[Records about charts and figures]
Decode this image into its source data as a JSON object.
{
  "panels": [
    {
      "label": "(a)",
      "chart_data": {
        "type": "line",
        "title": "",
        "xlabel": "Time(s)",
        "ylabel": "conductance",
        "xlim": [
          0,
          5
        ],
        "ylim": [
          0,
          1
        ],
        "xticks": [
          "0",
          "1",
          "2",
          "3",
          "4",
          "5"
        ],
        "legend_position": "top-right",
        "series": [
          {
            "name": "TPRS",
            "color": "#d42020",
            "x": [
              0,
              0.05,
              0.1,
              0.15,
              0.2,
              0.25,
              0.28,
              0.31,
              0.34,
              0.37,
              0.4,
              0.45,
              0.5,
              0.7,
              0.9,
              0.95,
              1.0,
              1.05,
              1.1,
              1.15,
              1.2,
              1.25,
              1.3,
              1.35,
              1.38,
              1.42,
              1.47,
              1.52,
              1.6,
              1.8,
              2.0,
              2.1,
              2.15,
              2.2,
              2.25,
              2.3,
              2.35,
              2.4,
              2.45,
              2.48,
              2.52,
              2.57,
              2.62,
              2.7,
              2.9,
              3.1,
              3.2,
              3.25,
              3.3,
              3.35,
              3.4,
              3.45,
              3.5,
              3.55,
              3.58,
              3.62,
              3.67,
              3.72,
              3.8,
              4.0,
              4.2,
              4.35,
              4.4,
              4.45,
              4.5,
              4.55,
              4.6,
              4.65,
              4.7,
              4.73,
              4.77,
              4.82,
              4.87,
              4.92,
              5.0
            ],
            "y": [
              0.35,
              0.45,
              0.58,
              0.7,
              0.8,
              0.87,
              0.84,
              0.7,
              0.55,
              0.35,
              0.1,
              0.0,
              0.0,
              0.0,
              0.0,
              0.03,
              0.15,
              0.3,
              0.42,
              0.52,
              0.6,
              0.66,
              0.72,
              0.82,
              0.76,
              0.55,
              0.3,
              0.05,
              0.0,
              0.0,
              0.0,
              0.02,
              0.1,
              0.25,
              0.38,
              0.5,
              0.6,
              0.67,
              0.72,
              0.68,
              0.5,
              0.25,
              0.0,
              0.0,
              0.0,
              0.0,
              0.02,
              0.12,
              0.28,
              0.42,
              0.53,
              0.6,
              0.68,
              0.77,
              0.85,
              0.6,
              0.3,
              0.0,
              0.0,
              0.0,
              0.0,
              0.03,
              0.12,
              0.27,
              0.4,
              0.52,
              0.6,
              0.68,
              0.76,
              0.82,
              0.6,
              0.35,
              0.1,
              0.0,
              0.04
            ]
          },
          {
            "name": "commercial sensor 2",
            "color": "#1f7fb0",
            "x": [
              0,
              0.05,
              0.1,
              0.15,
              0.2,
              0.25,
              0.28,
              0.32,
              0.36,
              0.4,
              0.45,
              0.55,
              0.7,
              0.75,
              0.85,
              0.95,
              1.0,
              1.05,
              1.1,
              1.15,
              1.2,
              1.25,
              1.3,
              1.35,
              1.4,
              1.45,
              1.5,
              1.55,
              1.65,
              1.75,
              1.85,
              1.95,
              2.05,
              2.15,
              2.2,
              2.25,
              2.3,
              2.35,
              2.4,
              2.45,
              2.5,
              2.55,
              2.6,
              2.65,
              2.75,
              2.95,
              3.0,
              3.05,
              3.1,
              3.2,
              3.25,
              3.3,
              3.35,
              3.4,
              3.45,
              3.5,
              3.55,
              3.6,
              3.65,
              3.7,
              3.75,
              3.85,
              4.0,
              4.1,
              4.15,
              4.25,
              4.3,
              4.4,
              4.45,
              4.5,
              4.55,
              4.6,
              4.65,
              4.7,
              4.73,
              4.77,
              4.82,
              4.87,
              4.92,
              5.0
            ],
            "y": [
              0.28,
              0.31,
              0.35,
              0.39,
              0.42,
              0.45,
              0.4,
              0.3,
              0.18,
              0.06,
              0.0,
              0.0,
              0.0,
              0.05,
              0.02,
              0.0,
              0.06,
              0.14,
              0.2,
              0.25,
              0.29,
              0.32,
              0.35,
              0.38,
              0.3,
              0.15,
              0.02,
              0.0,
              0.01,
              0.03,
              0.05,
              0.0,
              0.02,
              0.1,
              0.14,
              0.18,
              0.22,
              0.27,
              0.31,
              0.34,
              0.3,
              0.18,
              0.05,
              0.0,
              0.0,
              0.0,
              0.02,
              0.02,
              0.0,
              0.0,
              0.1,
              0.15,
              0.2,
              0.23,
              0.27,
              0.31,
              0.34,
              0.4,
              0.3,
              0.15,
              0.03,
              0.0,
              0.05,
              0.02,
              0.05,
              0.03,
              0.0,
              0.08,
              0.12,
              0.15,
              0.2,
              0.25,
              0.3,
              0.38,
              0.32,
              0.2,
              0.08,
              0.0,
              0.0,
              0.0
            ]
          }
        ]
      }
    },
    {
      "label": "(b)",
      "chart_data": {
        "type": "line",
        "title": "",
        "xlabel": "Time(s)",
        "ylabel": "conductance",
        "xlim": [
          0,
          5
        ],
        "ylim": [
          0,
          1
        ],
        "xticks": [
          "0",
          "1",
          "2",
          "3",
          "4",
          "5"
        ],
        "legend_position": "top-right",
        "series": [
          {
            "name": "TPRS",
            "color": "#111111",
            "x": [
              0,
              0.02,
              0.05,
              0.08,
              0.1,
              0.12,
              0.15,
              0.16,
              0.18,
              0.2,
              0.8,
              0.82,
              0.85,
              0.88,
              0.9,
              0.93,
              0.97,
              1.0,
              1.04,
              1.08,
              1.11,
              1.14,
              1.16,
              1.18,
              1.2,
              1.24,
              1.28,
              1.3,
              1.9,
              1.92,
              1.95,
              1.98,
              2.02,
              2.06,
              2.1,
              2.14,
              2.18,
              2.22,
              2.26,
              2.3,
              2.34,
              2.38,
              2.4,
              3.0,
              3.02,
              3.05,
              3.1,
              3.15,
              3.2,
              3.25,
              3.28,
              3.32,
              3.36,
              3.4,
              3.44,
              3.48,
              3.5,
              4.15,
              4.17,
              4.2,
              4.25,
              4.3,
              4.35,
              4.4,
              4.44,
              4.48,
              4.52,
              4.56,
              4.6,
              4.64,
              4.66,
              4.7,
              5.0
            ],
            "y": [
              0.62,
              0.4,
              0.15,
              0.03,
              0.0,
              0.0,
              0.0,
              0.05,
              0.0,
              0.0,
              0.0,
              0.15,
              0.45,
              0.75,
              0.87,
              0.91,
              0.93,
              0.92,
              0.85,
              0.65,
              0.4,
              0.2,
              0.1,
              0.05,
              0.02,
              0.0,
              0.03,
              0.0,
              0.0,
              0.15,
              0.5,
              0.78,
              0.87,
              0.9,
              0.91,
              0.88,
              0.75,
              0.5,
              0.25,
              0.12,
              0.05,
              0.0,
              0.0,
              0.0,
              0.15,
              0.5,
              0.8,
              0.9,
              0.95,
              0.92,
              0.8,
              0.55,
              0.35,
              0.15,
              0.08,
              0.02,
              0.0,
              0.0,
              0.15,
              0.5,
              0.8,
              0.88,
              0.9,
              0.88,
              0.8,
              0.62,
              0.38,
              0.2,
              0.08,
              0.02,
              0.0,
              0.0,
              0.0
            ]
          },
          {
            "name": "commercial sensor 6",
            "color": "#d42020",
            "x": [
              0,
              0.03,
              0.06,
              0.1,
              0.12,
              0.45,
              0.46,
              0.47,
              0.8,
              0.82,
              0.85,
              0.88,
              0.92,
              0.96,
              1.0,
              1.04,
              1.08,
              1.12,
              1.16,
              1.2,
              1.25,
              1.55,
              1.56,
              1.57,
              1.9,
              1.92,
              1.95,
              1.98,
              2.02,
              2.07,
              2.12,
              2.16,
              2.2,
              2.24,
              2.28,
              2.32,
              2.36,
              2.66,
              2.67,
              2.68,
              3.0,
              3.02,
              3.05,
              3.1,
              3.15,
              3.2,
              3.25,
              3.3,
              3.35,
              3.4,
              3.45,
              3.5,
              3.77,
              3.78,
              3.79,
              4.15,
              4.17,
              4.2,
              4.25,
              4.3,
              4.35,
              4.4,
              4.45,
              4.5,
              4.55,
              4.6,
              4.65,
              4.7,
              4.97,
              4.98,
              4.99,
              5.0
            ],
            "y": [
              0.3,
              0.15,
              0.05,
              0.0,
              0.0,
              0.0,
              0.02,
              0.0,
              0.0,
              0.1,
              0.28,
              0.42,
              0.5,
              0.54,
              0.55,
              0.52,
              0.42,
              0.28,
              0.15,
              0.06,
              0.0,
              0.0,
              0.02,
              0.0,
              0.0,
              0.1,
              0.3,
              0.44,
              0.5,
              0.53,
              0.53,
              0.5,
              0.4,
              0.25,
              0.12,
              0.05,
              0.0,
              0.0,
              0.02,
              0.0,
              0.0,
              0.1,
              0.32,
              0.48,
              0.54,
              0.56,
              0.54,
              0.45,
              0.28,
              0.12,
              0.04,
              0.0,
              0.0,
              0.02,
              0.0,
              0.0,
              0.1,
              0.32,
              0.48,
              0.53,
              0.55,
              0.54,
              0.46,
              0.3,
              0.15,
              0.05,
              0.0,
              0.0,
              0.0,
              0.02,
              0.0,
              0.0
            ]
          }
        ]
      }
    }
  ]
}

# [TASK DESCRIPTION]
Check each line above for the word "sensor" and copy the ones that have it.

# [SOLUTION BELOW]
            "name": "commercial sensor 2",
            "name": "commercial sensor 6",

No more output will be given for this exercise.